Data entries
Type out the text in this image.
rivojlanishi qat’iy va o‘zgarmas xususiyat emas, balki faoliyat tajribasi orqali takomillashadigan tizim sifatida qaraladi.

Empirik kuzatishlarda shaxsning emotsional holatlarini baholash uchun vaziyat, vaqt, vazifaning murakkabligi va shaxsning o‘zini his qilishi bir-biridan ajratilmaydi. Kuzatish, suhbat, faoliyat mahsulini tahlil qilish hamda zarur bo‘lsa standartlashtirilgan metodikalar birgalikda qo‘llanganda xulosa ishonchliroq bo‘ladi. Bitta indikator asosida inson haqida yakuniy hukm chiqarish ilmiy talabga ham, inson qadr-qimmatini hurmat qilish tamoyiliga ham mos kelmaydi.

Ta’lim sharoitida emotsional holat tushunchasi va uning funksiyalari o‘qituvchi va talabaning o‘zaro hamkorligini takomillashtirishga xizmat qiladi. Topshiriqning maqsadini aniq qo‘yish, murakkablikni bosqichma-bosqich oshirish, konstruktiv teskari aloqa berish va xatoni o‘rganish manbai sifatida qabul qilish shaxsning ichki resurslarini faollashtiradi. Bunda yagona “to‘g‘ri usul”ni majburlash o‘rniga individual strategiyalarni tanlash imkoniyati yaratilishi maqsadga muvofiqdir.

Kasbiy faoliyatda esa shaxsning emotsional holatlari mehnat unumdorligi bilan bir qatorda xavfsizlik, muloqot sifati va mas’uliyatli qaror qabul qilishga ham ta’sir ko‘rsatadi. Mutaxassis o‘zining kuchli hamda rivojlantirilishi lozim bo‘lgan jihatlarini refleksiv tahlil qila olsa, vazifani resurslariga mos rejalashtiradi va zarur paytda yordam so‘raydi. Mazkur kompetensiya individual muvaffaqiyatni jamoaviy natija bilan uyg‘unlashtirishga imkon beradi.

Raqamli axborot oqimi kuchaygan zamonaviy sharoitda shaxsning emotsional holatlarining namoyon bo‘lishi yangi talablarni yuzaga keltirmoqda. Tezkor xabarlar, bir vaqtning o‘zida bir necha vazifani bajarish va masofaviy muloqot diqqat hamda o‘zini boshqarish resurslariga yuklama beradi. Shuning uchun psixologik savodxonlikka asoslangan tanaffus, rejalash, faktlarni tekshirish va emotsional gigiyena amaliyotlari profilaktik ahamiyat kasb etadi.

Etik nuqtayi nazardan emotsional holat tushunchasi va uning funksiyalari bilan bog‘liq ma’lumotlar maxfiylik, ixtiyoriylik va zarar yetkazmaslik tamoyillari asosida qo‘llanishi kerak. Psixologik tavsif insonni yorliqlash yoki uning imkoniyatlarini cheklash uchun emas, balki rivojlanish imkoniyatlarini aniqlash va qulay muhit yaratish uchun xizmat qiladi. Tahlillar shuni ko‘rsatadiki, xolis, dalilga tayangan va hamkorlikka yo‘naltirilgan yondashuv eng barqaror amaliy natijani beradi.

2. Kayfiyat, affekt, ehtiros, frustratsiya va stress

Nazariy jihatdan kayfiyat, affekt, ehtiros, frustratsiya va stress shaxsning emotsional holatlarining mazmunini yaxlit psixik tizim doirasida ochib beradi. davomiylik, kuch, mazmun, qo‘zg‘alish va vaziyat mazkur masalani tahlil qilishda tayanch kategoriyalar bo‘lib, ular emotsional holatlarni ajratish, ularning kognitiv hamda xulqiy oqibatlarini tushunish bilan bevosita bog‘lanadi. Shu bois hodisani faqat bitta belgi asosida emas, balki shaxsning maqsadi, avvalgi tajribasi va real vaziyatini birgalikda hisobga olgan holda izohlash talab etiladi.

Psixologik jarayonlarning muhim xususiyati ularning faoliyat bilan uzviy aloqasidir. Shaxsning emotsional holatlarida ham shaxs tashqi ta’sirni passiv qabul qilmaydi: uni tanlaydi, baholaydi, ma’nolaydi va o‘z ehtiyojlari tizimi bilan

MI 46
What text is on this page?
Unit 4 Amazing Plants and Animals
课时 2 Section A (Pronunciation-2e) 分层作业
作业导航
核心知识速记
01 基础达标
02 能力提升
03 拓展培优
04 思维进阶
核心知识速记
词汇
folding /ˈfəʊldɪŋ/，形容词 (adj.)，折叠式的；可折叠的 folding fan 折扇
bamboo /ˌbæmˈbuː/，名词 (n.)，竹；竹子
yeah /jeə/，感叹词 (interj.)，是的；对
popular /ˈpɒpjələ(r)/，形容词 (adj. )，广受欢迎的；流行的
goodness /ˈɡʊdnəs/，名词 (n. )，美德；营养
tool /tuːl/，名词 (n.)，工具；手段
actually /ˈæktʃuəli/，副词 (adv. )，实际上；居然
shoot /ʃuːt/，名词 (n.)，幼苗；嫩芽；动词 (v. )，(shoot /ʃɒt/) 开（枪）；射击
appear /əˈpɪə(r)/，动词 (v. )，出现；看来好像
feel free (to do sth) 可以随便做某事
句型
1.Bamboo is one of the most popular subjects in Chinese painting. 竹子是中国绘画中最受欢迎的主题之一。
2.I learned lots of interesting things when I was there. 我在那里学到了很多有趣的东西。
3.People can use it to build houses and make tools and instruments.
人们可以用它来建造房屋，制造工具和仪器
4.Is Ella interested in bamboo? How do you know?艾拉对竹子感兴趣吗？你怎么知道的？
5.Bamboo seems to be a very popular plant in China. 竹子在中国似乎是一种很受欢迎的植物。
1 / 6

EXERCISE REQUIREMENTS: Gather from the entries above all lines that include the string "ularning".

FINAL ANSWER:
Nazariy jihatdan kayfiyat, affekt, ehtiros, frustratsiya va stress shaxsning emotsional holatlarining mazmunini yaxlit psixik tizim doirasida ochib beradi. davomiylik, kuch, mazmun, qo‘zg‘alish va vaziyat mazkur masalani tahlil qilishda tayanch kategoriyalar bo‘lib, ular emotsional holatlarni ajratish, ularning kognitiv hamda xulqiy oqibatlarini tushunish bilan bevosita bog‘lanadi. Shu bois hodisani faqat bitta belgi asosida emas, balki shaxsning maqsadi, avvalgi tajribasi va real vaziyatini birgalikda hisobga olgan holda izohlash talab etiladi.
Psixologik jarayonlarning muhim xususiyati ularning faoliyat bilan uzviy aloqasidir. Shaxsning emotsional holatlarida ham shaxs tashqi ta’sirni passiv qabul qilmaydi: uni tanlaydi, baholaydi, ma’nolaydi va o‘z ehtiyojlari tizimi bilan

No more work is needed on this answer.